§ STATED EXERCISE: Reproduce the listing verbatim.

[Dataset rows about figures]

※ ※ ※

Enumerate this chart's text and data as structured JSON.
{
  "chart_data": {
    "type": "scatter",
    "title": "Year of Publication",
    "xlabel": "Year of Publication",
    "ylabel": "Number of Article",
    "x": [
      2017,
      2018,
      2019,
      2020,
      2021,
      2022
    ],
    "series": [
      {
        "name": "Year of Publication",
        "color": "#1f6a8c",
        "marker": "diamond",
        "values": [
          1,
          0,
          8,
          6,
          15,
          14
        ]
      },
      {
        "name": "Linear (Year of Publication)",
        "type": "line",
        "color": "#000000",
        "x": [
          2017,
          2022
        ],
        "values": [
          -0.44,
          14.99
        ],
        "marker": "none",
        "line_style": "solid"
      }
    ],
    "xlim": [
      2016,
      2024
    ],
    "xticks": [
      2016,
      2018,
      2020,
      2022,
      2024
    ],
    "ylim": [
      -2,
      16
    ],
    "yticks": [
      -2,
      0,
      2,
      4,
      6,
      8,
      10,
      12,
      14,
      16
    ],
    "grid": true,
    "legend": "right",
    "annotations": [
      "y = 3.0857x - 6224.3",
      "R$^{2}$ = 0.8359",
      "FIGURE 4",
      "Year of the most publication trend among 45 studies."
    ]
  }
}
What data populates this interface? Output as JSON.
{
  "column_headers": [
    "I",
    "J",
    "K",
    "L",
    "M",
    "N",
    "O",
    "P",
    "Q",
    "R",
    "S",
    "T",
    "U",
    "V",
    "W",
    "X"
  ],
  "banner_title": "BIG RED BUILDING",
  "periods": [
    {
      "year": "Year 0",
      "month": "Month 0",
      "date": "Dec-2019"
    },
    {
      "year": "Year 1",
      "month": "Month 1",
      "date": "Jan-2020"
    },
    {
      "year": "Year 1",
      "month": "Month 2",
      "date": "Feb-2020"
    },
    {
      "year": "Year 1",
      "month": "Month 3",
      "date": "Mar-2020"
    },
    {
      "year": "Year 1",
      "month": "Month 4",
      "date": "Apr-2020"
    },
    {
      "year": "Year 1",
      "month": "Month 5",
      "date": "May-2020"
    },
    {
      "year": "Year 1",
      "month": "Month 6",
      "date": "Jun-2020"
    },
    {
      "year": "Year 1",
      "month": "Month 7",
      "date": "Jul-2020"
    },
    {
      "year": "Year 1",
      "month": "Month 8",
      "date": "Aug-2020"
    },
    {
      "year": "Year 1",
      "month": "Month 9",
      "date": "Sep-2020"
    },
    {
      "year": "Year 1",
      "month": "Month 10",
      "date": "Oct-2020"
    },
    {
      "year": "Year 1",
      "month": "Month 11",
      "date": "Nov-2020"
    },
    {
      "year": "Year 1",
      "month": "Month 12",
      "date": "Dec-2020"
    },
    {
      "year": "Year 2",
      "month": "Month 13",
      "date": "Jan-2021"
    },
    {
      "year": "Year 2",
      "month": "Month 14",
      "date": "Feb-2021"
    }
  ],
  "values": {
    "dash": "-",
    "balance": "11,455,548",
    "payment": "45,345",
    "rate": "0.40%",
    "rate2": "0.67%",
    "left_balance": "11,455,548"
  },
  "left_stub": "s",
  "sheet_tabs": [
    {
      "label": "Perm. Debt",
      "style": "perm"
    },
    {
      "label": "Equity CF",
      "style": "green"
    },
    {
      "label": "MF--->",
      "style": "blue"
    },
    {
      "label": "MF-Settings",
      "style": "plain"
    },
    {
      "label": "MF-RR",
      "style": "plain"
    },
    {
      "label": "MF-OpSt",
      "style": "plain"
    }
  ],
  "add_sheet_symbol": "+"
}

※ ※ ※

§ TASK RESULT:
Enumerate this chart's text and data as structured JSON.
{
  "chart_data": {
    "type": "scatter",
    "title": "Year of Publication",
    "xlabel": "Year of Publication",
    "ylabel": "Number of Article",
    "x": [
      2017,
      2018,
      2019,
      2020,
      2021,
      2022
    ],
    "series": [
      {
        "name": "Year of Publication",
        "color": "#1f6a8c",
        "marker": "diamond",
        "values": [
          1,
          0,
          8,
          6,
          15,
          14
        ]
      },
      {
        "name": "Linear (Year of Publication)",
        "type": "line",
        "color": "#000000",
        "x": [
          2017,
          2022
        ],
        "values": [
          -0.44,
          14.99
        ],
        "marker": "none",
        "line_style": "solid"
      }
    ],
    "xlim": [
      2016,
      2024
    ],
    "xticks": [
      2016,
      2018,
      2020,
      2022,
      2024
    ],
    "ylim": [
      -2,
      16
    ],
    "yticks": [
      -2,
      0,
      2,
      4,
      6,
      8,
      10,
      12,
      14,
      16
    ],
    "grid": true,
    "legend": "right",
    "annotations": [
      "y = 3.0857x - 6224.3",
      "R$^{2}$ = 0.8359",
      "FIGURE 4",
      "Year of the most publication trend among 45 studies."
    ]
  }
}
What data populates this interface? Output as JSON.
{
  "column_headers": [
    "I",
    "J",
    "K",
    "L",
    "M",
    "N",
    "O",
    "P",
    "Q",
    "R",
    "S",
    "T",
    "U",
    "V",
    "W",
    "X"
  ],
  "banner_title": "BIG RED BUILDING",
  "periods": [
    {
      "year": "Year 0",
      "month": "Month 0",
      "date": "Dec-2019"
    },
    {
      "year": "Year 1",
      "month": "Month 1",
      "date": "Jan-2020"
    },
    {
      "year": "Year 1",
      "month": "Month 2",
      "date": "Feb-2020"
    },
    {
      "year": "Year 1",
      "month": "Month 3",
      "date": "Mar-2020"
    },
    {
      "year": "Year 1",
      "month": "Month 4",
      "date": "Apr-2020"
    },
    {
      "year": "Year 1",
      "month": "Month 5",
      "date": "May-2020"
    },
    {
      "year": "Year 1",
      "month": "Month 6",
      "date": "Jun-2020"
    },
    {
      "year": "Year 1",
      "month": "Month 7",
      "date": "Jul-2020"
    },
    {
      "year": "Year 1",
      "month": "Month 8",
      "date": "Aug-2020"
    },
    {
      "year": "Year 1",
      "month": "Month 9",
      "date": "Sep-2020"
    },
    {
      "year": "Year 1",
      "month": "Month 10",
      "date": "Oct-2020"
    },
    {
      "year": "Year 1",
      "month": "Month 11",
      "date": "Nov-2020"
    },
    {
      "year": "Year 1",
      "month": "Month 12",
      "date": "Dec-2020"
    },
    {
      "year": "Year 2",
      "month": "Month 13",
      "date": "Jan-2021"
    },
    {
      "year": "Year 2",
      "month": "Month 14",
      "date": "Feb-2021"
    }
  ],
  "values": {
    "dash": "-",
    "balance": "11,455,548",
    "payment": "45,345",
    "rate": "0.40%",
    "rate2": "0.67%",
    "left_balance": "11,455,548"
  },
  "left_stub": "s",
  "sheet_tabs": [
    {
      "label": "Perm. Debt",
      "style": "perm"
    },
    {
      "label": "Equity CF",
      "style": "green"
    },
    {
      "label": "MF--->",
      "style": "blue"
    },
    {
      "label": "MF-Settings",
      "style": "plain"
    },
    {
      "label": "MF-RR",
      "style": "plain"
    },
    {
      "label": "MF-OpSt",
      "style": "plain"
    }
  ],
  "add_sheet_symbol": "+"
}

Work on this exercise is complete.